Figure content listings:

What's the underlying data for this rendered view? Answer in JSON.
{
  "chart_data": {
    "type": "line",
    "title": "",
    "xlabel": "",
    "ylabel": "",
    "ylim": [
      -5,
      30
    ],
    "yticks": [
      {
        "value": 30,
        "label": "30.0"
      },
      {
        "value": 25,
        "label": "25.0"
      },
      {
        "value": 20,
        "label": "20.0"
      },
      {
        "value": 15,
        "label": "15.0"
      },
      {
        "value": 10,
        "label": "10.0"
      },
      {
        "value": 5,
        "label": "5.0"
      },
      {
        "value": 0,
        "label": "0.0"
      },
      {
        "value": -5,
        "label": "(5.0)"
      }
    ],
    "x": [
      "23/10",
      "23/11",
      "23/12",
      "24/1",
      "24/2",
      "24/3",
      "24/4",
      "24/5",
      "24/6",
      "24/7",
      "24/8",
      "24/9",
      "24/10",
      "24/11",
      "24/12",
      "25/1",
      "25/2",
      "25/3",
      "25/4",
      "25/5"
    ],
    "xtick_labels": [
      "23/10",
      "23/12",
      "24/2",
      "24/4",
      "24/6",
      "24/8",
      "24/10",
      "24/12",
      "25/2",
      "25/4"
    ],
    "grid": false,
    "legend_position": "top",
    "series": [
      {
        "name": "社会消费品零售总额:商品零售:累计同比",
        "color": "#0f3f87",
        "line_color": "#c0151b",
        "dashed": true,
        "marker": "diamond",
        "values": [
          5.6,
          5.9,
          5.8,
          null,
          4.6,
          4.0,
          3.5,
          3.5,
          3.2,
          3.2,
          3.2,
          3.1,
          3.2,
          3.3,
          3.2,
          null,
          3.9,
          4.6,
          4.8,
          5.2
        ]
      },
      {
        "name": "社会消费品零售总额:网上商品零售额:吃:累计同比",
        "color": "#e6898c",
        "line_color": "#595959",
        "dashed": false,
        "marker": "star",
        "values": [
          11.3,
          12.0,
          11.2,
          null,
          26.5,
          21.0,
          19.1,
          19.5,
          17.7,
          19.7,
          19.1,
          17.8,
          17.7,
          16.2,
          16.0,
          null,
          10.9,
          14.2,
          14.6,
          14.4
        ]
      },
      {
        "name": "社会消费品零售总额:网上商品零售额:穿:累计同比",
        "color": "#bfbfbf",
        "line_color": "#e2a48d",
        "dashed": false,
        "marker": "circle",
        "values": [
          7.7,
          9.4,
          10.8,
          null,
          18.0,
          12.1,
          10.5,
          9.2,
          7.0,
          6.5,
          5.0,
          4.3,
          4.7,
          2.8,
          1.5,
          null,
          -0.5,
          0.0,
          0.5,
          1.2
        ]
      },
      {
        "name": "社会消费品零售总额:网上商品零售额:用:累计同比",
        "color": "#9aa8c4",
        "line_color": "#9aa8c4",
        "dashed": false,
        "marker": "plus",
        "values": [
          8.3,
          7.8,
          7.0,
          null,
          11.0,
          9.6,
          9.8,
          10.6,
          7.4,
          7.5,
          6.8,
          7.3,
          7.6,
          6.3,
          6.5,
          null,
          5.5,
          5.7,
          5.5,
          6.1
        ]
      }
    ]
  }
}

• Task directions
Look through the entries above and report each line where the string "marker" occurs.

• Response to this exercise
        "marker": "diamond",
        "marker": "star",
        "marker": "circle",
        "marker": "plus",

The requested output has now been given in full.